# JOB
Copy all lines that contain the word "source".

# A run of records
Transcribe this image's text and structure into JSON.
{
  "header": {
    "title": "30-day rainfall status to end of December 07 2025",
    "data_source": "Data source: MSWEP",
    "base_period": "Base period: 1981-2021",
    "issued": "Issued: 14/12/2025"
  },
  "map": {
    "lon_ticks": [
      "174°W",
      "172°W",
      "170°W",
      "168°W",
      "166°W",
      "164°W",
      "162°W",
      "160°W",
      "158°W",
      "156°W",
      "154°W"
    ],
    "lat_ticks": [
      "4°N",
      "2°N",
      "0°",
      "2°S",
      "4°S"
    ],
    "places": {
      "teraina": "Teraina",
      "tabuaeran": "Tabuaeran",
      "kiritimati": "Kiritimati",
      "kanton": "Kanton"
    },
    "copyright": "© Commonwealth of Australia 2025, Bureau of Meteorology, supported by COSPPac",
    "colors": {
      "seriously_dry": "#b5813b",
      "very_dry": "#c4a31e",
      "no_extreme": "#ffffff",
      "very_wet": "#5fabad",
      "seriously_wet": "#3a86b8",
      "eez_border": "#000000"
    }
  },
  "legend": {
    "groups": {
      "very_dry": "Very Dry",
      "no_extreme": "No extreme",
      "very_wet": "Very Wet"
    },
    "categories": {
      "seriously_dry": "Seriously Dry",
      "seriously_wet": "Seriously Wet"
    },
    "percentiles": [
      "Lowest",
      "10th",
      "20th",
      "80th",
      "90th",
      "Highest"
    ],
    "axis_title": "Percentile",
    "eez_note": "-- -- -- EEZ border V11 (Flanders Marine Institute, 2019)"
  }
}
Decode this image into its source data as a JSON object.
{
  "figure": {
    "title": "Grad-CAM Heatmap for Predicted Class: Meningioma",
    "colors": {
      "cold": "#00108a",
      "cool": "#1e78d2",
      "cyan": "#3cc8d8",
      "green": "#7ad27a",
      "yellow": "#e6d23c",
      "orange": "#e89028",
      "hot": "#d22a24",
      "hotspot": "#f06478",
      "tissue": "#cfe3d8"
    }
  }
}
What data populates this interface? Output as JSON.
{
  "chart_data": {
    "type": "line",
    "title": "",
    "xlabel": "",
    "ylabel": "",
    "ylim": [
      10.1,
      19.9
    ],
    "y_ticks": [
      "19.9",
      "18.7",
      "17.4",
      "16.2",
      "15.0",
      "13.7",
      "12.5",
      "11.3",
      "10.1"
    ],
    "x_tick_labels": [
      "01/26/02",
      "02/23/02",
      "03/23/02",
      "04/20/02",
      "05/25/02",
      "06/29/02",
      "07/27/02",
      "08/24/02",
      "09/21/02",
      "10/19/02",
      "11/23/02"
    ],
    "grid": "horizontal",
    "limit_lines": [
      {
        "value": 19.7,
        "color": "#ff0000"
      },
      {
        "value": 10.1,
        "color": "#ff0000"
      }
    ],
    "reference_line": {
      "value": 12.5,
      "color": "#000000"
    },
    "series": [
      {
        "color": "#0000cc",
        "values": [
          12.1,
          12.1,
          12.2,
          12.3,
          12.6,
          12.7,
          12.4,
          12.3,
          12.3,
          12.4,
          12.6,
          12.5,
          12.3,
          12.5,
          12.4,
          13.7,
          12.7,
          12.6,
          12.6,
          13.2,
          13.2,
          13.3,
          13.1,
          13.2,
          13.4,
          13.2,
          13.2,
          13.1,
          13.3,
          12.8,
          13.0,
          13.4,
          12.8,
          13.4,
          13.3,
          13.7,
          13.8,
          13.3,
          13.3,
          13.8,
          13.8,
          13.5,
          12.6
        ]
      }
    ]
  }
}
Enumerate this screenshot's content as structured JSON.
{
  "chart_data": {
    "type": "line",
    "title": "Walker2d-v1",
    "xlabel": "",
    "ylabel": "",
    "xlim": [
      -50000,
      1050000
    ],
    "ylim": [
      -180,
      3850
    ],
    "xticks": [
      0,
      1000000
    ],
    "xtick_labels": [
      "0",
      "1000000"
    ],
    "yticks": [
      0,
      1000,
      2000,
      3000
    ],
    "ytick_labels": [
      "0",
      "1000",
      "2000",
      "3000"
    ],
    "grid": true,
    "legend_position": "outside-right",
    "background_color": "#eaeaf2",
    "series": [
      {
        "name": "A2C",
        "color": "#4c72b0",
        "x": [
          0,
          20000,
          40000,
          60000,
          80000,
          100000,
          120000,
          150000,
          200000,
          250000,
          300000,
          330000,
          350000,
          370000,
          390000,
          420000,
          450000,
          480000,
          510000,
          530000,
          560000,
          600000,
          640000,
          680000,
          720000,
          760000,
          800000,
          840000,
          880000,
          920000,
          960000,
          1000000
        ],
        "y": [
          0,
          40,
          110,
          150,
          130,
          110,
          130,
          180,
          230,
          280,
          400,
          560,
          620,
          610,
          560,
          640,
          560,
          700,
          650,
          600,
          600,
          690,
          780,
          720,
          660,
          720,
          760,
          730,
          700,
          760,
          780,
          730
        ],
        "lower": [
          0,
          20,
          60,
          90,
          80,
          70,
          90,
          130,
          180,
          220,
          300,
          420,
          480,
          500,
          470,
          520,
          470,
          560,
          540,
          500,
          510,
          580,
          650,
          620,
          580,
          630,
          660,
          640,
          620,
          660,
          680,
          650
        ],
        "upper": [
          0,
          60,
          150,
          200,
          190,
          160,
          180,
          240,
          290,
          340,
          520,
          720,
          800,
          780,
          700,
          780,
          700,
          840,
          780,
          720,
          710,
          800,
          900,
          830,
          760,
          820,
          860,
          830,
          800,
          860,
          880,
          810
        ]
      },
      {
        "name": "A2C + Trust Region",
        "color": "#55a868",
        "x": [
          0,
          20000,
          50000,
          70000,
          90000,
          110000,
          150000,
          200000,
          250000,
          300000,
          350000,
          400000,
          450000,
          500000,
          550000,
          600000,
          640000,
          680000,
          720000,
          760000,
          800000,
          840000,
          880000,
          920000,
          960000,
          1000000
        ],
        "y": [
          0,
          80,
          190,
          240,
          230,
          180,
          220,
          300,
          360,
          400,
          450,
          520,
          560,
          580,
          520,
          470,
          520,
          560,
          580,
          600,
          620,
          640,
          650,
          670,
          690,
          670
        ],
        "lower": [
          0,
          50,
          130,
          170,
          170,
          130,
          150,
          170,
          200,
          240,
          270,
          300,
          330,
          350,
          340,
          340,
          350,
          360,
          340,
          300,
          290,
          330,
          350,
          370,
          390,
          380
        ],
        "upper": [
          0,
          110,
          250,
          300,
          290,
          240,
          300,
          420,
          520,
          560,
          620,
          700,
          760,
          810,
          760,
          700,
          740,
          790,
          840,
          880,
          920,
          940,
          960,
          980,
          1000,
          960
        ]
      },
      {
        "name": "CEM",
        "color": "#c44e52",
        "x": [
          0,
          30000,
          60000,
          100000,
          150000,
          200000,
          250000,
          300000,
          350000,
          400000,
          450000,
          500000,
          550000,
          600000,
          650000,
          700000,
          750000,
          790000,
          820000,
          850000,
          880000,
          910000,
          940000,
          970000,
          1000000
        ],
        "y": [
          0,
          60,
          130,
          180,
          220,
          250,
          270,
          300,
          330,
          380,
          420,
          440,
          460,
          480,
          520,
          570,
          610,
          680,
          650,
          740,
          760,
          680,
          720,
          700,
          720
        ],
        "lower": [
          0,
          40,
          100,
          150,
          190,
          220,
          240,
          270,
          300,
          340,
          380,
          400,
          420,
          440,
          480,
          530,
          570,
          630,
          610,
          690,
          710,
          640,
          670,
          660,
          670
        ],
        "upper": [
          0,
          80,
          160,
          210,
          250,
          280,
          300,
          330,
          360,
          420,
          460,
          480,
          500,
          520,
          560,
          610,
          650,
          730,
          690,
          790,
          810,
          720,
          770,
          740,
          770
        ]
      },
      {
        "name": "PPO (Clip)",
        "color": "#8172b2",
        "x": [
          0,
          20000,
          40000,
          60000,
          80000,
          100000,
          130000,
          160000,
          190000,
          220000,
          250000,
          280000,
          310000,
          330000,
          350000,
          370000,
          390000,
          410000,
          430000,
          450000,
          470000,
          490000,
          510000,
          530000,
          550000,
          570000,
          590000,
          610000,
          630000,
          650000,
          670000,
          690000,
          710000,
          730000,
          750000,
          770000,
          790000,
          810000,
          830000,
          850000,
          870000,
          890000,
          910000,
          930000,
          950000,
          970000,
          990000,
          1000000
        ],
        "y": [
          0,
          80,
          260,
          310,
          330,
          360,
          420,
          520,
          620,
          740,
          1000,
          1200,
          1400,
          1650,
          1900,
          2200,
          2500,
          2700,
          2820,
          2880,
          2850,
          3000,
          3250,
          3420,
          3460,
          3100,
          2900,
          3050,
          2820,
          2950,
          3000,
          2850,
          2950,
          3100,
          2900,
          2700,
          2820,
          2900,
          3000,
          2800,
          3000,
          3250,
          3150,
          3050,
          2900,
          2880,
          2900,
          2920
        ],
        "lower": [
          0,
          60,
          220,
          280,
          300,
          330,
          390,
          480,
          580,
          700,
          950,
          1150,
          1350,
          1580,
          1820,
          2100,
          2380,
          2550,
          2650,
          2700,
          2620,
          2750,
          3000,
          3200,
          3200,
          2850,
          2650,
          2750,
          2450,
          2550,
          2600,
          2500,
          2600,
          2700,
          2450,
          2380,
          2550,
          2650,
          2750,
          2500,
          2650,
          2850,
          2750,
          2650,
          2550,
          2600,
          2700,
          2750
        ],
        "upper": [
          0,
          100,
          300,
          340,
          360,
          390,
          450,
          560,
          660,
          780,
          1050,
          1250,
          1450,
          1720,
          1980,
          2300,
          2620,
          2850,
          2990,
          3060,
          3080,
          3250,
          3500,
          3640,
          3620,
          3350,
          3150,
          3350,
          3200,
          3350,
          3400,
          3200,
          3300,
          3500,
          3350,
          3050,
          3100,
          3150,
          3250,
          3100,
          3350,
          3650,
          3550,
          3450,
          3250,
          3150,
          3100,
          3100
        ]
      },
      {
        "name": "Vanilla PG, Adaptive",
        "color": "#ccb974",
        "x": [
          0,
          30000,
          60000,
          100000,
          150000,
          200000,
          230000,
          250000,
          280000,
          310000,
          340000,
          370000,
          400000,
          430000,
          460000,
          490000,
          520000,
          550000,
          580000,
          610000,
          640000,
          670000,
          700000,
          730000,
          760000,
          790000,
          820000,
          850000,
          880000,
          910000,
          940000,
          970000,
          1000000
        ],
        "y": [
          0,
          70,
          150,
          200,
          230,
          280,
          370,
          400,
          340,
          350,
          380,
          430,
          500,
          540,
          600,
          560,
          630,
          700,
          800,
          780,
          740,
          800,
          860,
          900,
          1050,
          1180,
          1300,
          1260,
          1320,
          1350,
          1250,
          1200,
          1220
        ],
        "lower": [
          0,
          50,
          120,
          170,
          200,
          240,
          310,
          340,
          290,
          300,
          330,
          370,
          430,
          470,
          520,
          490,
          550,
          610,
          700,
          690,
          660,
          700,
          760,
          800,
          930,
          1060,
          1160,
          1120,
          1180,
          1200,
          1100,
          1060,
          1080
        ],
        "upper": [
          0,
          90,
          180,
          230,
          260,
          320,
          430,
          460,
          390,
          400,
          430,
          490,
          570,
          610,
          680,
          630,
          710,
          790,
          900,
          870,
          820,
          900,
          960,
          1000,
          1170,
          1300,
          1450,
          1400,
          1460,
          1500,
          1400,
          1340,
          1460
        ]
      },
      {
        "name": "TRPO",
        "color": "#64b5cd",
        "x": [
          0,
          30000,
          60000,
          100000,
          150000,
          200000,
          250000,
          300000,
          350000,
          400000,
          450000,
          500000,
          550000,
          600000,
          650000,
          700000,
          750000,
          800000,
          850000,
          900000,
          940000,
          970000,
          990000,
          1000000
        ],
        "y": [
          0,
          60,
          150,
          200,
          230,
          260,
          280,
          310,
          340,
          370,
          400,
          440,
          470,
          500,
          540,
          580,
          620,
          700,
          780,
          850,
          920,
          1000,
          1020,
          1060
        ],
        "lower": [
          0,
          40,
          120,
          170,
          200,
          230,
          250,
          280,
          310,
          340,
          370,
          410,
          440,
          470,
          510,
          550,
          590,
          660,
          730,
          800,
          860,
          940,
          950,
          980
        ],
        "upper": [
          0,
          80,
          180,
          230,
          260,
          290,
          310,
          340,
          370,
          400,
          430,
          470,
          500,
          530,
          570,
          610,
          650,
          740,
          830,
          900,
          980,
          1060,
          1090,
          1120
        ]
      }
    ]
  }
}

# EXERCISE RESULT
    "data_source": "Data source: MSWEP",
Decode this image into its source data as a JSON object.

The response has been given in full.